Return every line of the material exactly.

───── PROVIDED MATERIAL

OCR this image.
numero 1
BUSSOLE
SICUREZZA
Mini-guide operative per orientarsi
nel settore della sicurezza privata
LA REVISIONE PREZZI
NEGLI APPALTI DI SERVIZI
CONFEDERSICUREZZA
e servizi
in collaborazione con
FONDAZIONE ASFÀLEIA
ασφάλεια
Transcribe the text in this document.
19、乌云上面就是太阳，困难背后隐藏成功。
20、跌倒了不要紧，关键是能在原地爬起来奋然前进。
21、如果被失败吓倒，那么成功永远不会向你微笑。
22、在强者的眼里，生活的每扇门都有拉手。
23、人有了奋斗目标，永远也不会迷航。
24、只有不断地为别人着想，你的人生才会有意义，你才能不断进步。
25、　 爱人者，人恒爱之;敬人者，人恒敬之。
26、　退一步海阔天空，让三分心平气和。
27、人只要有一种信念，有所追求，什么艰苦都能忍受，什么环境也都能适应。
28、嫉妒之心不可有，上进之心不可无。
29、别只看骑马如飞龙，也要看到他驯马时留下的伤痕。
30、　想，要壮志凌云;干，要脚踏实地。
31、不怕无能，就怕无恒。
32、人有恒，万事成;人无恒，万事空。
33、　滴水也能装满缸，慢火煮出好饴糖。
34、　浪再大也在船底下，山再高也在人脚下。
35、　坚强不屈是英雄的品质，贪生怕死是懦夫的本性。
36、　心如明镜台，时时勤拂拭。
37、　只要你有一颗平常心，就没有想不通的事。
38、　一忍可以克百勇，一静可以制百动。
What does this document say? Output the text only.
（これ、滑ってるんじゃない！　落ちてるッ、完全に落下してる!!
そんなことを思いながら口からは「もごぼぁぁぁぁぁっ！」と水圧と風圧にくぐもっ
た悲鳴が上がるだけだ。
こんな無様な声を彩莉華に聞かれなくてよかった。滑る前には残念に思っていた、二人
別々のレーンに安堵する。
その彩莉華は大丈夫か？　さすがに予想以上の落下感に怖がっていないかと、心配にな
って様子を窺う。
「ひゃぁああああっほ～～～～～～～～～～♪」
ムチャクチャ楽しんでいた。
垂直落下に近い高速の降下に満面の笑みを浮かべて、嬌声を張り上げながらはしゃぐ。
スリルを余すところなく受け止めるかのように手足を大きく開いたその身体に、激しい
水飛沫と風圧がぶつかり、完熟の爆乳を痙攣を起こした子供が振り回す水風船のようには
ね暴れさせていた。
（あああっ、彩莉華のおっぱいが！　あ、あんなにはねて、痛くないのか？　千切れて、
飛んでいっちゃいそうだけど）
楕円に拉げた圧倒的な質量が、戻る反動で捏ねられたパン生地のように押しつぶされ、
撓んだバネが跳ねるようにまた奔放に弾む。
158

──────────

- _ANSWER FOR THE TASK_:
OCR this image.
numero 1
BUSSOLE
SICUREZZA
Mini-guide operative per orientarsi
nel settore della sicurezza privata
LA REVISIONE PREZZI
NEGLI APPALTI DI SERVIZI
CONFEDERSICUREZZA
e servizi
in collaborazione con
FONDAZIONE ASFÀLEIA
ασφάλεια
Transcribe the text in this document.
19、乌云上面就是太阳，困难背后隐藏成功。
20、跌倒了不要紧，关键是能在原地爬起来奋然前进。
21、如果被失败吓倒，那么成功永远不会向你微笑。
22、在强者的眼里，生活的每扇门都有拉手。
23、人有了奋斗目标，永远也不会迷航。
24、只有不断地为别人着想，你的人生才会有意义，你才能不断进步。
25、　 爱人者，人恒爱之;敬人者，人恒敬之。
26、　退一步海阔天空，让三分心平气和。
27、人只要有一种信念，有所追求，什么艰苦都能忍受，什么环境也都能适应。
28、嫉妒之心不可有，上进之心不可无。
29、别只看骑马如飞龙，也要看到他驯马时留下的伤痕。
30、　想，要壮志凌云;干，要脚踏实地。
31、不怕无能，就怕无恒。
32、人有恒，万事成;人无恒，万事空。
33、　滴水也能装满缸，慢火煮出好饴糖。
34、　浪再大也在船底下，山再高也在人脚下。
35、　坚强不屈是英雄的品质，贪生怕死是懦夫的本性。
36、　心如明镜台，时时勤拂拭。
37、　只要你有一颗平常心，就没有想不通的事。
38、　一忍可以克百勇，一静可以制百动。
What does this document say? Output the text only.
（これ、滑ってるんじゃない！　落ちてるッ、完全に落下してる!!
そんなことを思いながら口からは「もごぼぁぁぁぁぁっ！」と水圧と風圧にくぐもっ
た悲鳴が上がるだけだ。
こんな無様な声を彩莉華に聞かれなくてよかった。滑る前には残念に思っていた、二人
別々のレーンに安堵する。
その彩莉華は大丈夫か？　さすがに予想以上の落下感に怖がっていないかと、心配にな
って様子を窺う。
「ひゃぁああああっほ～～～～～～～～～～♪」
ムチャクチャ楽しんでいた。
垂直落下に近い高速の降下に満面の笑みを浮かべて、嬌声を張り上げながらはしゃぐ。
スリルを余すところなく受け止めるかのように手足を大きく開いたその身体に、激しい
水飛沫と風圧がぶつかり、完熟の爆乳を痙攣を起こした子供が振り回す水風船のようには
ね暴れさせていた。
（あああっ、彩莉華のおっぱいが！　あ、あんなにはねて、痛くないのか？　千切れて、
飛んでいっちゃいそうだけど）
楕円に拉げた圧倒的な質量が、戻る反動で捏ねられたパン生地のように押しつぶされ、
撓んだバネが跳ねるようにまた奔放に弾む。
158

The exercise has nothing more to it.